Task prompt
Identify the lines bearing the string "mortality" and gather them.

** BEGIN Data for the task **

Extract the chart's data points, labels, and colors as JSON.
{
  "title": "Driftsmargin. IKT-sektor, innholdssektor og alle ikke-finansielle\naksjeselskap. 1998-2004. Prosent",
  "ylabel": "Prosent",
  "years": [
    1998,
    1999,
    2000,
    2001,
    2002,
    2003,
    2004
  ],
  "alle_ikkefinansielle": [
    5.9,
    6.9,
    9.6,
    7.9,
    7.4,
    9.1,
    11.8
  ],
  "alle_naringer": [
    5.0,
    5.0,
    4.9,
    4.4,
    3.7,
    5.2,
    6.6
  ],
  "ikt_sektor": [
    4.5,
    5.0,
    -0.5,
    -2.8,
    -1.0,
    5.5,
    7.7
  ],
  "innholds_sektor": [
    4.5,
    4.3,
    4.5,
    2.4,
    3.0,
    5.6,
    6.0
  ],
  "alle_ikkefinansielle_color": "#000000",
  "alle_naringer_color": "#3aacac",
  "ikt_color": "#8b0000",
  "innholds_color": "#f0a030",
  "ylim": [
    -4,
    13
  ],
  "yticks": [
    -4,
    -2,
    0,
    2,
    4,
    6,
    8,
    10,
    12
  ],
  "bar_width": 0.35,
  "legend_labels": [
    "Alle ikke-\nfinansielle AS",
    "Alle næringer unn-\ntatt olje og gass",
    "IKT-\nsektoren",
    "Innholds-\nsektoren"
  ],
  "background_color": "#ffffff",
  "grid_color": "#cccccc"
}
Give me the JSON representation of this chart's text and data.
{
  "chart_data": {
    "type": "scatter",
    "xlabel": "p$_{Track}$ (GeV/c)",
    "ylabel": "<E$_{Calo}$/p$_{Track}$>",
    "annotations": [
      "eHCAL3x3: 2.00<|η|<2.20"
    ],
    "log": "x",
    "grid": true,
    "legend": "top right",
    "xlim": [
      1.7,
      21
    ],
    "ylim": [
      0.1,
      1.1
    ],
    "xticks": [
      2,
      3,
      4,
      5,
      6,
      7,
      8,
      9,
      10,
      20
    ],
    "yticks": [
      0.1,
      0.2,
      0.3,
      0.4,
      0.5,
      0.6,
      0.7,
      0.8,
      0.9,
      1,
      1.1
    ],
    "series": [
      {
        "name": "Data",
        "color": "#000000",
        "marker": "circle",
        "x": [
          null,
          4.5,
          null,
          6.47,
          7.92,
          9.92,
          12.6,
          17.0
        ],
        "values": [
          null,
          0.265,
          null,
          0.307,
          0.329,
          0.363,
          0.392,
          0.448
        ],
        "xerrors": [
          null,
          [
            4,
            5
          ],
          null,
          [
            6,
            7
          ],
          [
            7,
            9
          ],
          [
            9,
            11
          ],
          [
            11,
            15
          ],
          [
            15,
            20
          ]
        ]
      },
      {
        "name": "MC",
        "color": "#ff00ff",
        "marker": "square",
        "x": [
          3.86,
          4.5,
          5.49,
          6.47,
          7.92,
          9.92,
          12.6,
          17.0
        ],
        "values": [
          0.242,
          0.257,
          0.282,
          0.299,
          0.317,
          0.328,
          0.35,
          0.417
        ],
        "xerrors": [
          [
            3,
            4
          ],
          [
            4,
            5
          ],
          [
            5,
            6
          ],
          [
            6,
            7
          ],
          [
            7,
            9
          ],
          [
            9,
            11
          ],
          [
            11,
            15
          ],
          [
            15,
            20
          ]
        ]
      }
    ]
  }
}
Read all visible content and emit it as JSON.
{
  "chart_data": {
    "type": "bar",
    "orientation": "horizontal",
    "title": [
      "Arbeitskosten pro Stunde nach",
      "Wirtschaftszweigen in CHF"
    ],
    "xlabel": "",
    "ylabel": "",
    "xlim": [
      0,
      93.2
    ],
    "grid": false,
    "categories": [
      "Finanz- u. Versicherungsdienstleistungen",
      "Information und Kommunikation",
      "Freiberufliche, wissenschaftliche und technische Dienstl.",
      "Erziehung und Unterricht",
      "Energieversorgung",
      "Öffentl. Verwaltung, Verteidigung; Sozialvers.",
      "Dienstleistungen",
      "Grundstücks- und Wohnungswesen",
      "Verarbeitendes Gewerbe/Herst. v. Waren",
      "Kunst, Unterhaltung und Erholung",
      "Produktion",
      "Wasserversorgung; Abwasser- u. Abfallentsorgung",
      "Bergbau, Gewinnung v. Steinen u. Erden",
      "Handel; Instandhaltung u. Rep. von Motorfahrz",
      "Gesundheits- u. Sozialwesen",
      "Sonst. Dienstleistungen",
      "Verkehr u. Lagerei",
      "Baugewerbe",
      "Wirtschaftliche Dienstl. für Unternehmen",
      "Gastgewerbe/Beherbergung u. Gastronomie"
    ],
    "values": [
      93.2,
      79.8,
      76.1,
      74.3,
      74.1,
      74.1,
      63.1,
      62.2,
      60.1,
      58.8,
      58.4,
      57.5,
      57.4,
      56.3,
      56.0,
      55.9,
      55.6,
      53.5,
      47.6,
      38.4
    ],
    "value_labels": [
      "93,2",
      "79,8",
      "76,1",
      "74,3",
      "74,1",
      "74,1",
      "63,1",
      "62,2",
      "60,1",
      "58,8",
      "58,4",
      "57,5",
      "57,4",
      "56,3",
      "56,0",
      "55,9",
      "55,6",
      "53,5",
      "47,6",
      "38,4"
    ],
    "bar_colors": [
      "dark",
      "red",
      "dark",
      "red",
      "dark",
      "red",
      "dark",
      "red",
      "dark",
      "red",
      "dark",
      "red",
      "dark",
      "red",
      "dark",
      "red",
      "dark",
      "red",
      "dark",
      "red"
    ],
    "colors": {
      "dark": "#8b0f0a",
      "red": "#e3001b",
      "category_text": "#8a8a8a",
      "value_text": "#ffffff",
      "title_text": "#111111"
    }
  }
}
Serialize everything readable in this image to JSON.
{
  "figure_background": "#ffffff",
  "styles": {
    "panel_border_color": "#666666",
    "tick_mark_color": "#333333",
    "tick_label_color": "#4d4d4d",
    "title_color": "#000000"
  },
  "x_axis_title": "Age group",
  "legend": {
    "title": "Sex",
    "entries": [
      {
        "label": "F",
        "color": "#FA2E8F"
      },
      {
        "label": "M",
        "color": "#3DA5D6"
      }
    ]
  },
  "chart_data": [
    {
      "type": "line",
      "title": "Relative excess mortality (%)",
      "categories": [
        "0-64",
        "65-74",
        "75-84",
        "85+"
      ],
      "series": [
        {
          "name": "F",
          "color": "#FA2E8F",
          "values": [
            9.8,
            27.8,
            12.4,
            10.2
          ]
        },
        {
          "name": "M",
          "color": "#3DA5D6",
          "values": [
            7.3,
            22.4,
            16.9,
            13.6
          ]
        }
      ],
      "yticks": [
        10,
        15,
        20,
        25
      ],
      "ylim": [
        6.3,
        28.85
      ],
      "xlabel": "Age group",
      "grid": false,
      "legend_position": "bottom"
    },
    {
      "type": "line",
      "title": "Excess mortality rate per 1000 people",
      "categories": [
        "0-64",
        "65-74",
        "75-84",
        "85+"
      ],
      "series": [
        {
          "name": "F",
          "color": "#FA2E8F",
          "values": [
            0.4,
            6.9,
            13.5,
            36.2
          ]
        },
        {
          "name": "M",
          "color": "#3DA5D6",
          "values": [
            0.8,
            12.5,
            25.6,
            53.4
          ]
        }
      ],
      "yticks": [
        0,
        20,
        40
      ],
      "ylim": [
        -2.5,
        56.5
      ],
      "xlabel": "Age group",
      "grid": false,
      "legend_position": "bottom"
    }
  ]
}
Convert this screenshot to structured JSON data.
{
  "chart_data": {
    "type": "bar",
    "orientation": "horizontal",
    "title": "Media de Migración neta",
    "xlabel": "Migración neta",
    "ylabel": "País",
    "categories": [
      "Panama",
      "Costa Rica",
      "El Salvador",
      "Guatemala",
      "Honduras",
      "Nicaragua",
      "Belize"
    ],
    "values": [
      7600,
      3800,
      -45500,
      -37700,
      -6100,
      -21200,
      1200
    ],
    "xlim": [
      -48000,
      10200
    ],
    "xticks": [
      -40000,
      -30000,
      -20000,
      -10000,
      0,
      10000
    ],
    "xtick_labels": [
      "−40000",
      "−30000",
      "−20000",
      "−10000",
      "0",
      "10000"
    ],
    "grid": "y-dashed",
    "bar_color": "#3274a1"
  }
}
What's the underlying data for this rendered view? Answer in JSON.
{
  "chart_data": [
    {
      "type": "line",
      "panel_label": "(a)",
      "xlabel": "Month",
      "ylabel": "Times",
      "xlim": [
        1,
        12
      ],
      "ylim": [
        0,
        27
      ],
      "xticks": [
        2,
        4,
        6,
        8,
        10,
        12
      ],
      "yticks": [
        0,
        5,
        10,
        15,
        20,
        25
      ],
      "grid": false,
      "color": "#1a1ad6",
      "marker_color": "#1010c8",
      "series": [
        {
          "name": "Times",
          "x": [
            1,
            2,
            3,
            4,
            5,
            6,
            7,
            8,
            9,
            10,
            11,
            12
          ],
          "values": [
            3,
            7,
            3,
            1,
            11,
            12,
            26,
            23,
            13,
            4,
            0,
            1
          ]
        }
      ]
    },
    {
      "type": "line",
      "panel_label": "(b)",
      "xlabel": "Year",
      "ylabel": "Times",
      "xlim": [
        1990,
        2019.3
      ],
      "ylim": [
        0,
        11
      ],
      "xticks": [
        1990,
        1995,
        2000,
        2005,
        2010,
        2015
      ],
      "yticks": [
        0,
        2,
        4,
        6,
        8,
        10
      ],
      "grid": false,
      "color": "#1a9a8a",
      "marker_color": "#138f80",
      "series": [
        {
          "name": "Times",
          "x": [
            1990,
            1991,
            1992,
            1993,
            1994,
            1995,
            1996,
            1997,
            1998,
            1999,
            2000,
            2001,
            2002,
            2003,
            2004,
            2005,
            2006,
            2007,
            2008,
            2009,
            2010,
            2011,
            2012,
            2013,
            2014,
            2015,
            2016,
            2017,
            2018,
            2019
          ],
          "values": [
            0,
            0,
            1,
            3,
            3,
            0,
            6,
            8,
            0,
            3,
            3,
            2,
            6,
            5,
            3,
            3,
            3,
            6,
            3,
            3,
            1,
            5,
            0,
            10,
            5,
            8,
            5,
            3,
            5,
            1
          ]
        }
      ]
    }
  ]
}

** END Data for the task **

Expected answer
      "title": "Relative excess mortality (%)",
      "title": "Excess mortality rate per 1000 people",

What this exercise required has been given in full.